━━━━━ Data rows ━━━━━

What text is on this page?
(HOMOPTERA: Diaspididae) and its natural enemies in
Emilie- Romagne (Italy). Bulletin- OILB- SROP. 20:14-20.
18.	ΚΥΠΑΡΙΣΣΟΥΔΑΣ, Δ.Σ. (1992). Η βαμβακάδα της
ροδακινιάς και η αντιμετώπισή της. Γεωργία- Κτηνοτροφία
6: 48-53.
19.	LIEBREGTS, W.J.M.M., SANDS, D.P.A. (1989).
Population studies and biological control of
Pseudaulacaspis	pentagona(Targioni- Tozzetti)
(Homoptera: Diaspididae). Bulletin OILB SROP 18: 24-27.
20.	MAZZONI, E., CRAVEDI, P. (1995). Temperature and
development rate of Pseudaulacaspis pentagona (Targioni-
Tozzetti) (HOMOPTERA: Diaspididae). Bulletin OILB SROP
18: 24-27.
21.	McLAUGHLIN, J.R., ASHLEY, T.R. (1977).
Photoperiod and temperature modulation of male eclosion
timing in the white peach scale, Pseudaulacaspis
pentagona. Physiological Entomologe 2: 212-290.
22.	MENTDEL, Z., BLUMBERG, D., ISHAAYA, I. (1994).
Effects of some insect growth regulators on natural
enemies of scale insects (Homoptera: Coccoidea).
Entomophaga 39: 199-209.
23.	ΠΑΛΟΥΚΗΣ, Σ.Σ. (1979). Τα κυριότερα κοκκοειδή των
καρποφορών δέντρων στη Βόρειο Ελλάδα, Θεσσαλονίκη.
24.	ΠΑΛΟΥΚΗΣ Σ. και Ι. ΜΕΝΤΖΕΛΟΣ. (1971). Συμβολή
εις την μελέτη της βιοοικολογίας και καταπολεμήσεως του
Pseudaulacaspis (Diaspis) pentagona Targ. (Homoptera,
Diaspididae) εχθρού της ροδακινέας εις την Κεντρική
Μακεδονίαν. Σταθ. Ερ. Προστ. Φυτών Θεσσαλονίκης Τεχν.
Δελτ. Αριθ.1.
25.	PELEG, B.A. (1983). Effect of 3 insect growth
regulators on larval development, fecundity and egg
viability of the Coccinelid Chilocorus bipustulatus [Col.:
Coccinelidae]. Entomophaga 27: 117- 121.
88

━━━━━

## What this task involves
Look through the data above. Find each line with the string "Bulletin" and copy it.

## Task solution
Emilie- Romagne (Italy). Bulletin- OILB- SROP. 20:14-20.
(Homoptera: Diaspididae). Bulletin OILB SROP 18: 24-27.
Tozzetti) (HOMOPTERA: Diaspididae). Bulletin OILB SROP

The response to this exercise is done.